Peter Wilby* in the Guardian seems to argue that the proportion of passes goes up because we are allowing more people to go to university:

‘Gove should understand that exams are rationing devices. Success rates depend not on objective measures of performance but on the availability of the rationed goods: university places and positions in elite professional occupations. Fifty years ago, when barely 6% went to university, fewer than half the entrants to A-level were awarded passes. Now, with higher education available to 36%, the pass rate from a far larger pool of candidates is close to 100%, and more than 25% get A grades.’ (Guardian, 26 August 2012)

Now he’s absolutely right that one purpose of exams is to determine access to higher education. Indeed, this is also true for access to the jobs market. However, I would change the word rationing to sorting. For employers and universities the exam results are an indicator of ability (not fully reliable, mind) and thus can be used alongside other indicators to put the individual applicants in some kind of order, from best to worst. If an institution has ten places or one post, it can take the top ten or top one applicant to fill the vacancy. Occasionally organisations might not recruit if they have no suitable applicants, but this is comparatively rare. The more prestigious courses, universities, and employers get too many qualified applicants and have to choose the best from them.

For simplicity, I’ll use the example of university entry and divide the institutions into three levels: the reality works the same but with more complexity. Let’s say that the top universities have 20,000 places, the middle universities have 50,000 places, and the bottom have 300,000 and when the results come out we find that 20,000 potential students have ABB and above, 50,000 have CCC to BBB, and 250,000 have less than CCC. Any changes in the numbers of A-levels taken or the success rate (whether real or due to grade inflation) result in adaptation by the universities. So if 40,000 students are going to get ABB, then the top universities change their criteria to AAA to get the best 20,000. The middle and bottom universities follow suit so that the best candidates go to the best courses and the worst to the worst. Conversely, if a university has the ability to expand it can take more candidates from lower down the pecking order, and the universities below it lose their best candidates and gain some from below their normal range. This is why it is best described as sorting.

What’s important to note is that, for the purpose of university entrance, overall increases in ability or grade inflation are irrelevant. The sort more or less accurately puts the best candidates in the best courses and so on, all the way to the bottom: whether we have changes in grades or not, the Russell group institutions or Oxbridge get the best candidates, and so on. Conversely, the growth in participation in HE doesn’t need changes to A-level standards, it just needs institutions to change their entry requirements to ensure they get the best candidates they can.

That said, the GCSE English story has a different complexion because of the status of the ‘C at GCSE’ as being some kind of mystical threshold. There are reports of 16 year-olds unable to get into college because they got a D. Now if it was only about sorting, then the colleges would find they had spare places and would offer them to those with Ds (who would have got in last year with a C): this would be the rational response. However, the setting of arbitrary criteria for winning or losing a college place, or considering someone literate or not, means that any movement in standards is especially unfair.

Stated problem 1
Do these statements agree with the text on exams and university entry? (a) The writer would swap the word "rationing" for "sorting." (b) In the three-level example, the bottom universities have 250,000 places. (c) The writer says organisations often decline to recruit when no applicants are suitable.
Stated problem 2
Quote the stored items from a collection records from their first line through the line containing "sub-item-text: Gálatas 5:1", keeping both of those lines.
The text above and the records that follow have no connection to each other.

[Stored items from a collection]

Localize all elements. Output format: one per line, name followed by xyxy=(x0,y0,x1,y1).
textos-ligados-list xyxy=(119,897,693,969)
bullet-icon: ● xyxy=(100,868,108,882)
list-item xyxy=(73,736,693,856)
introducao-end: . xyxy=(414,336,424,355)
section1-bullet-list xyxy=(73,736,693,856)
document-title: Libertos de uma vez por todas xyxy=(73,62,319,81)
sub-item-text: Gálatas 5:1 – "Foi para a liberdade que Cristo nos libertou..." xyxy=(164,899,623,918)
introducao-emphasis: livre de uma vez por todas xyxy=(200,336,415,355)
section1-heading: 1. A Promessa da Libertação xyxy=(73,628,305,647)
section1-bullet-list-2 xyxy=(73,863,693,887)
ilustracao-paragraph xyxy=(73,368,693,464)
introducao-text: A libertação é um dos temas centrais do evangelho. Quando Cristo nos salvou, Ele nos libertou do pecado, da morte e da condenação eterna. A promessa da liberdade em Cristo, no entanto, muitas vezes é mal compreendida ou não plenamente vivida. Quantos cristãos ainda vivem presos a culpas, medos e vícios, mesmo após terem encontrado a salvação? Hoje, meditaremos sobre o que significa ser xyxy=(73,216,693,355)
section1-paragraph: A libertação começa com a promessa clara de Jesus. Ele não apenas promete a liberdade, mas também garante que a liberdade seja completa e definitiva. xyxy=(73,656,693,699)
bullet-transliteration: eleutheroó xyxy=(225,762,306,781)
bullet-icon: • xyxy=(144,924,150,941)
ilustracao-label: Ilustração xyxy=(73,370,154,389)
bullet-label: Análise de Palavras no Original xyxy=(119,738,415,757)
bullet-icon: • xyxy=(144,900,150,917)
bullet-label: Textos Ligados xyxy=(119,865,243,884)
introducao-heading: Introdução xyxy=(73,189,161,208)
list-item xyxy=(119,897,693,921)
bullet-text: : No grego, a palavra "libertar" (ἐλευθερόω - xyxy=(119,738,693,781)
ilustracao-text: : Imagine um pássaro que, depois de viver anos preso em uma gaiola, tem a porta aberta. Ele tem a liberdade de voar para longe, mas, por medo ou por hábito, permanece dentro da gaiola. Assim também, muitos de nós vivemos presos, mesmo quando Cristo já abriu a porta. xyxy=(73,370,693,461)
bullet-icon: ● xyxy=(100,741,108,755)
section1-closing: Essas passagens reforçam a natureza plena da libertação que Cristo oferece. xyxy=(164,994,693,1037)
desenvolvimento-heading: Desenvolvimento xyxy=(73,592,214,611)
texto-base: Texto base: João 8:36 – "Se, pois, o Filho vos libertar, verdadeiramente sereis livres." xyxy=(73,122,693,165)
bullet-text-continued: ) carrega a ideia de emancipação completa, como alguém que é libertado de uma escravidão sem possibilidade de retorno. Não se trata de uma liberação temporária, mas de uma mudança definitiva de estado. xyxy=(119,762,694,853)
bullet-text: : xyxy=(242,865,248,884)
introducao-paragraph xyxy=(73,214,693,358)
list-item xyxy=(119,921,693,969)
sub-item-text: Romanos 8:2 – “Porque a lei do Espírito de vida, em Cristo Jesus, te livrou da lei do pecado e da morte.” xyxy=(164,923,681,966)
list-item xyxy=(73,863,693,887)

Task response 1
(a) Yes: "However, I would change the word rationing to sorting."
(b) No: "and the bottom have 300,000"
(c) No: "Occasionally organisations might not recruit if they have no suitable applicants, but this is comparatively rare."

Task response 2
Localize all elements. Output format: one per line, name followed by xyxy=(x0,y0,x1,y1).
textos-ligados-list xyxy=(119,897,693,969)
bullet-icon: ● xyxy=(100,868,108,882)
list-item xyxy=(73,736,693,856)
introducao-end: . xyxy=(414,336,424,355)
section1-bullet-list xyxy=(73,736,693,856)
document-title: Libertos de uma vez por todas xyxy=(73,62,319,81)
sub-item-text: Gálatas 5:1 – "Foi para a liberdade que Cristo nos libertou..." xyxy=(164,899,623,918)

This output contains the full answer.